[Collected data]
— start —

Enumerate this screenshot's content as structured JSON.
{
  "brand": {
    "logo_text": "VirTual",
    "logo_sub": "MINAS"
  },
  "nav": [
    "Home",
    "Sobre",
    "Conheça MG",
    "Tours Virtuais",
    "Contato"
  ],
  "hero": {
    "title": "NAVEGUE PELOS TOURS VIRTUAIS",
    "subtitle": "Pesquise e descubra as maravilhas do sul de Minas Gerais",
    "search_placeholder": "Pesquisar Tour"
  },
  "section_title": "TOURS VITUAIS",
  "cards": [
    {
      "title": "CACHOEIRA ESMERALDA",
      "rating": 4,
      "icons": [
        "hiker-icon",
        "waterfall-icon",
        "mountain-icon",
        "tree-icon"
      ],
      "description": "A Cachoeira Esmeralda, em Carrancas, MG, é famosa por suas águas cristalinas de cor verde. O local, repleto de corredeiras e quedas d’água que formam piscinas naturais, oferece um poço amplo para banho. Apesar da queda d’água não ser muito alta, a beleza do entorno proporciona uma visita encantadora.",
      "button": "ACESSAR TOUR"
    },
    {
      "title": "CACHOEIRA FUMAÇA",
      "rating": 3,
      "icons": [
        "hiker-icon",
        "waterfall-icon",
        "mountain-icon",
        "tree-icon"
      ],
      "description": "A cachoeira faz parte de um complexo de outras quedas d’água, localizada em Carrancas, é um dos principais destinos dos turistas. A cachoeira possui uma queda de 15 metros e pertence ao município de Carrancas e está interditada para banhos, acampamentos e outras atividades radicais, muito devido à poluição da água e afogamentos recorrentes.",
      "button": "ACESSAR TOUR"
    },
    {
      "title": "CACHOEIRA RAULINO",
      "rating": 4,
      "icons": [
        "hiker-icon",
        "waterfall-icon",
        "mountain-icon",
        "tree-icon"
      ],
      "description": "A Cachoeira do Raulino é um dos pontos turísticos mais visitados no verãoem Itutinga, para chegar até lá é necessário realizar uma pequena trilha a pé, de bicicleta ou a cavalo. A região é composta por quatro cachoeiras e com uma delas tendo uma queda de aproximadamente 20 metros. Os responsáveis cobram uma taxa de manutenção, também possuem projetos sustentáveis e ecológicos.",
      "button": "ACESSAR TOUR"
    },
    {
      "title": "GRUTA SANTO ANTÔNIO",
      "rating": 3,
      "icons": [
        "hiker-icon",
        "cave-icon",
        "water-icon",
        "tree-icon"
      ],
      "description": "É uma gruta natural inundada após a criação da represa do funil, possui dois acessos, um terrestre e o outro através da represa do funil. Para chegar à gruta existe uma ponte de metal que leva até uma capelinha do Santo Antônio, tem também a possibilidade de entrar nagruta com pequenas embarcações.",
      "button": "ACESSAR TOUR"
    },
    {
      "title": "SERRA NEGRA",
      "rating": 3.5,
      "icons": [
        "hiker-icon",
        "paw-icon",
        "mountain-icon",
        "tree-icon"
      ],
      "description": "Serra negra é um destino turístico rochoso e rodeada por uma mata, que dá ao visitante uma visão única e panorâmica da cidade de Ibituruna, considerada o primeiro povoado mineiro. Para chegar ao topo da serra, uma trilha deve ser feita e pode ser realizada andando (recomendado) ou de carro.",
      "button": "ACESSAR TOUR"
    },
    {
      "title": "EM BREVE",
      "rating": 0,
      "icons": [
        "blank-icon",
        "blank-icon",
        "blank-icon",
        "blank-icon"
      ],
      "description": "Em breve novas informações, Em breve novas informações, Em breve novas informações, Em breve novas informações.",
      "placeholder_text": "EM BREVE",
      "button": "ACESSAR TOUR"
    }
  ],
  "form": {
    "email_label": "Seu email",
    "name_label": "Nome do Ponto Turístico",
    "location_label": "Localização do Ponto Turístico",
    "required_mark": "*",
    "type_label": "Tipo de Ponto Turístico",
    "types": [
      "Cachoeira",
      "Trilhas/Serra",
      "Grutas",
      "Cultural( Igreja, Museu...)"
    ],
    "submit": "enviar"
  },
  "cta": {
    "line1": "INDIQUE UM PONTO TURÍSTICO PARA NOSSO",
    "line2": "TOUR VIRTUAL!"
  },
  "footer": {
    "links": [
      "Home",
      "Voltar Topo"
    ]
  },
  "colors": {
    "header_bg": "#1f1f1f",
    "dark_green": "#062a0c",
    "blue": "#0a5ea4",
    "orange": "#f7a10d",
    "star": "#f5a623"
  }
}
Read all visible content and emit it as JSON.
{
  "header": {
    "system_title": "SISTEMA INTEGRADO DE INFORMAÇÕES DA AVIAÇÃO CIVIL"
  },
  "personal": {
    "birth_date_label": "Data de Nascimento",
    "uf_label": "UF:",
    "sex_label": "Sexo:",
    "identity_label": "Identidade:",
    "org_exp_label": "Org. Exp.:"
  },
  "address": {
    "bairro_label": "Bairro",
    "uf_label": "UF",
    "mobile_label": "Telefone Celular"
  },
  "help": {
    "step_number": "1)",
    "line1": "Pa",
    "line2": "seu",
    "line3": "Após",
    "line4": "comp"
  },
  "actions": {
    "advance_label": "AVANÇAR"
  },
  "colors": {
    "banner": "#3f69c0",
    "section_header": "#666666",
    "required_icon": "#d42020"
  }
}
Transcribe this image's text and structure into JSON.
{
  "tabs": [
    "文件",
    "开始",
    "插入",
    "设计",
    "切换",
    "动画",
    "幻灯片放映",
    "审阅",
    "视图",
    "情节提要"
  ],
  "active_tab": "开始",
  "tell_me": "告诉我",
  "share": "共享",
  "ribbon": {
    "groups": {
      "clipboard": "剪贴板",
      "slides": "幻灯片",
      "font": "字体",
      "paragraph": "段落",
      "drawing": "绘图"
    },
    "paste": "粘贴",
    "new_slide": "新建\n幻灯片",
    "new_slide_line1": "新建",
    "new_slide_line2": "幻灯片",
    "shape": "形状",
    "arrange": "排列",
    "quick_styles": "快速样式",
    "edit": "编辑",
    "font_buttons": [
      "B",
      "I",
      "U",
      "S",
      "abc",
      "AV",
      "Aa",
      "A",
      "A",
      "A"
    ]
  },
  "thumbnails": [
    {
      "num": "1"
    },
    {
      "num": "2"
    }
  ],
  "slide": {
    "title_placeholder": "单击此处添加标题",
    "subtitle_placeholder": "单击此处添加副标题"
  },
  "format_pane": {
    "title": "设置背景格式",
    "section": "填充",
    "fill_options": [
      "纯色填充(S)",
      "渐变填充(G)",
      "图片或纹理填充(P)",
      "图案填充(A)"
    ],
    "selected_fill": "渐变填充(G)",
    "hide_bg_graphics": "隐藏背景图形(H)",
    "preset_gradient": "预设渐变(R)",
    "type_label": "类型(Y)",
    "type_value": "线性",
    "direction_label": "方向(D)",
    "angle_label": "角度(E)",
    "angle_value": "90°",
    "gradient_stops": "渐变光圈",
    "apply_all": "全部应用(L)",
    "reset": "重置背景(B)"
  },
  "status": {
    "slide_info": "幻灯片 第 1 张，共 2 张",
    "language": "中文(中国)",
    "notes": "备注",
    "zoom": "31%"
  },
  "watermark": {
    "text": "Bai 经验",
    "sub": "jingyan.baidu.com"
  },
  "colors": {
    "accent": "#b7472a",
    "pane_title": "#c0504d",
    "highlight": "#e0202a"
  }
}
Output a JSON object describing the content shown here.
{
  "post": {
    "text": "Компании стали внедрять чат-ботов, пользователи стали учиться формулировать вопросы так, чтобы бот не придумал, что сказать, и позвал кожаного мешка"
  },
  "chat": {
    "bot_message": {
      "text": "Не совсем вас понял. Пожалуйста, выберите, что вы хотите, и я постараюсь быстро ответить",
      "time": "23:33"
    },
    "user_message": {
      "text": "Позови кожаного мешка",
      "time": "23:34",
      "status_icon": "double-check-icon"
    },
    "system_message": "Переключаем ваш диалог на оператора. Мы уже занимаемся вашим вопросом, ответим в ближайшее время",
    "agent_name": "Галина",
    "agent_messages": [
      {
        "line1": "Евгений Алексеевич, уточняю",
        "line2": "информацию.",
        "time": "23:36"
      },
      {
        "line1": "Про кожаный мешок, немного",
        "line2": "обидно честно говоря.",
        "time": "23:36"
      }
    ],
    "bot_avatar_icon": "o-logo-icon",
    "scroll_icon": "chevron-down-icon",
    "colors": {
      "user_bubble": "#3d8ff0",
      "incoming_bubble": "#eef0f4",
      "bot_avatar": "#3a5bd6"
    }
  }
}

— end —

| To do |
Give the count of lines that hold the word "quedas", with nothing added.

| Problem solution |
2